Retype the data below without altering anything.

**Given data:**
***

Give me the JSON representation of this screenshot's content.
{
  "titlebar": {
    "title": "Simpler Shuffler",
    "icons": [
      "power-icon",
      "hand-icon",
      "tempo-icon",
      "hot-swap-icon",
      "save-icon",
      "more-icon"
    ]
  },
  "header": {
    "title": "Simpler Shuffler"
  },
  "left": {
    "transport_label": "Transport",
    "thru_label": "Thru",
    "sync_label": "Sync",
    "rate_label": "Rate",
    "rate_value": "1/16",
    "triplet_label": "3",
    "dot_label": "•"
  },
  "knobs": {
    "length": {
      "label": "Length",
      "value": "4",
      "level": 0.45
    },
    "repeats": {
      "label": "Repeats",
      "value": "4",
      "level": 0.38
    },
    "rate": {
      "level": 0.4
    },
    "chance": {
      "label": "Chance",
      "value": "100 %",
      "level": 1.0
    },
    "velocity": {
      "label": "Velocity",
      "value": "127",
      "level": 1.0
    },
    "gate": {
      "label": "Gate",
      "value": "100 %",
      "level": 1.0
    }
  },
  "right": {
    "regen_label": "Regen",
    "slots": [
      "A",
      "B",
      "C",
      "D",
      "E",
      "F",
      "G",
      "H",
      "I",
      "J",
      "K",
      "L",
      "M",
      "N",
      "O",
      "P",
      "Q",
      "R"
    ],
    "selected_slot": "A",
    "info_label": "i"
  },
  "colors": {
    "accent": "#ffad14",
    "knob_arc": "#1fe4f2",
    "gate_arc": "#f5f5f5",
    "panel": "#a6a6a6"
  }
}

***

**Answer in full:**
Give me the JSON representation of this screenshot's content.
{
  "titlebar": {
    "title": "Simpler Shuffler",
    "icons": [
      "power-icon",
      "hand-icon",
      "tempo-icon",
      "hot-swap-icon",
      "save-icon",
      "more-icon"
    ]
  },
  "header": {
    "title": "Simpler Shuffler"
  },
  "left": {
    "transport_label": "Transport",
    "thru_label": "Thru",
    "sync_label": "Sync",
    "rate_label": "Rate",
    "rate_value": "1/16",
    "triplet_label": "3",
    "dot_label": "•"
  },
  "knobs": {
    "length": {
      "label": "Length",
      "value": "4",
      "level": 0.45
    },
    "repeats": {
      "label": "Repeats",
      "value": "4",
      "level": 0.38
    },
    "rate": {
      "level": 0.4
    },
    "chance": {
      "label": "Chance",
      "value": "100 %",
      "level": 1.0
    },
    "velocity": {
      "label": "Velocity",
      "value": "127",
      "level": 1.0
    },
    "gate": {
      "label": "Gate",
      "value": "100 %",
      "level": 1.0
    }
  },
  "right": {
    "regen_label": "Regen",
    "slots": [
      "A",
      "B",
      "C",
      "D",
      "E",
      "F",
      "G",
      "H",
      "I",
      "J",
      "K",
      "L",
      "M",
      "N",
      "O",
      "P",
      "Q",
      "R"
    ],
    "selected_slot": "A",
    "info_label": "i"
  },
  "colors": {
    "accent": "#ffad14",
    "knob_arc": "#1fe4f2",
    "gate_arc": "#f5f5f5",
    "panel": "#a6a6a6"
  }
}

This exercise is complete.